--- BEGIN ---

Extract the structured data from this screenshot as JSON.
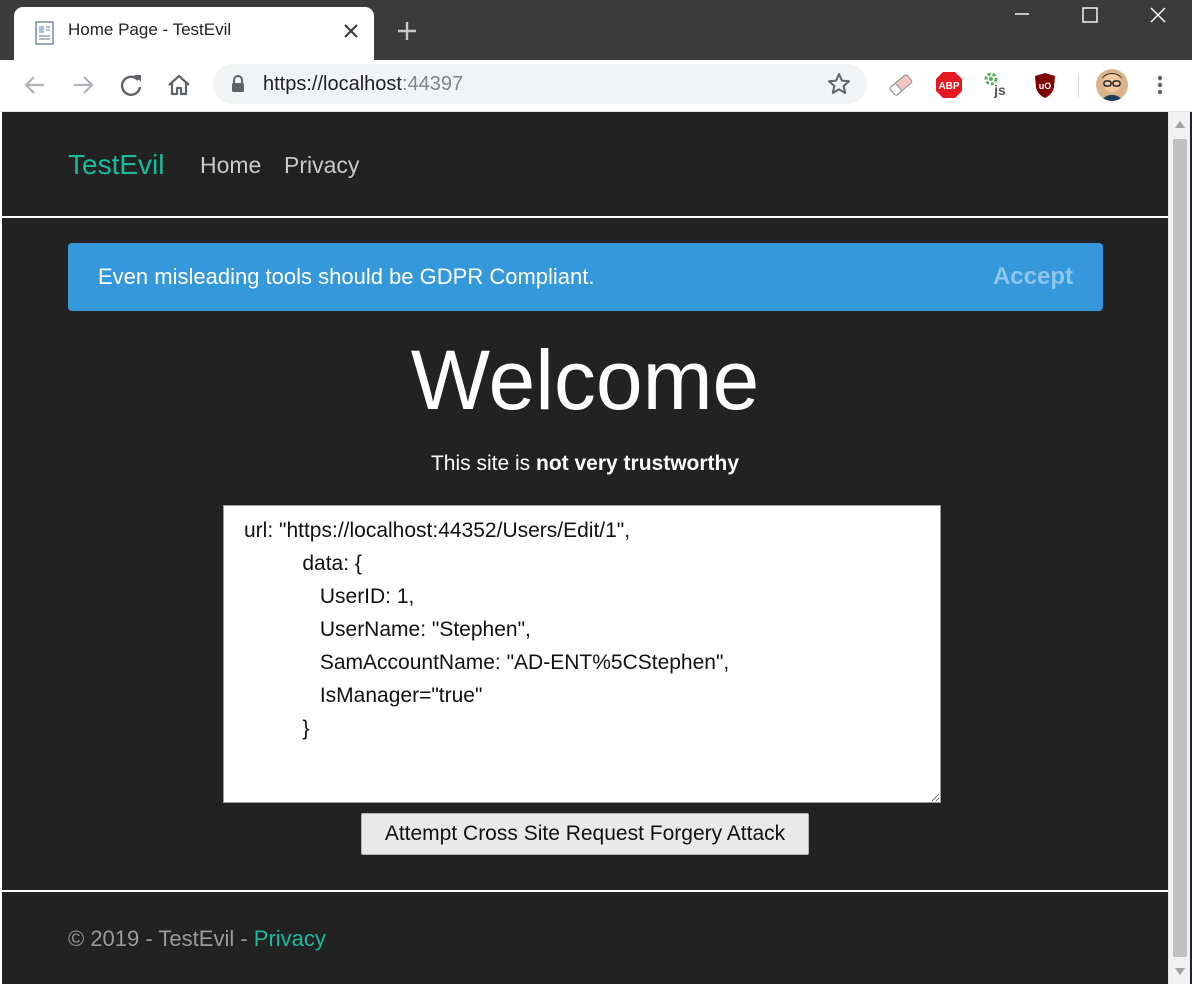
{
  "browser": {
    "tab_title": "Home Page - TestEvil",
    "url_host": "https://localhost",
    "url_port": ":44397"
  },
  "site": {
    "brand": "TestEvil",
    "nav": {
      "home": "Home",
      "privacy": "Privacy"
    }
  },
  "gdpr": {
    "message": "Even misleading tools should be GDPR Compliant.",
    "accept_label": "Accept"
  },
  "hero": {
    "title": "Welcome",
    "subtitle_prefix": "This site is ",
    "subtitle_emphasis": "not very trustworthy"
  },
  "payload": {
    "value": "url: \"https://localhost:44352/Users/Edit/1\",\n          data: {\n             UserID: 1,\n             UserName: \"Stephen\",\n             SamAccountName: \"AD-ENT%5CStephen\",\n             IsManager=\"true\"\n          }"
  },
  "attack_button": {
    "label": "Attempt Cross Site Request Forgery Attack"
  },
  "footer": {
    "text": "© 2019 - TestEvil - ",
    "privacy_link": "Privacy"
  },
  "colors": {
    "page_bg": "#222222",
    "brand": "#18bc9c",
    "alert_bg": "#3498db",
    "accept_text": "#8ec5ed"
  }
}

--- END ---

**Stated goal**
Copy the listing word for word, excluding its pictures.

**Reply to the task**
Extract the structured data from this screenshot as JSON.
{
  "browser": {
    "tab_title": "Home Page - TestEvil",
    "url_host": "https://localhost",
    "url_port": ":44397"
  },
  "site": {
    "brand": "TestEvil",
    "nav": {
      "home": "Home",
      "privacy": "Privacy"
    }
  },
  "gdpr": {
    "message": "Even misleading tools should be GDPR Compliant.",
    "accept_label": "Accept"
  },
  "hero": {
    "title": "Welcome",
    "subtitle_prefix": "This site is ",
    "subtitle_emphasis": "not very trustworthy"
  },
  "payload": {
    "value": "url: \"https://localhost:44352/Users/Edit/1\",\n          data: {\n             UserID: 1,\n             UserName: \"Stephen\",\n             SamAccountName: \"AD-ENT%5CStephen\",\n             IsManager=\"true\"\n          }"
  },
  "attack_button": {
    "label": "Attempt Cross Site Request Forgery Attack"
  },
  "footer": {
    "text": "© 2019 - TestEvil - ",
    "privacy_link": "Privacy"
  },
  "colors": {
    "page_bg": "#222222",
    "brand": "#18bc9c",
    "alert_bg": "#3498db",
    "accept_text": "#8ec5ed"
  }
}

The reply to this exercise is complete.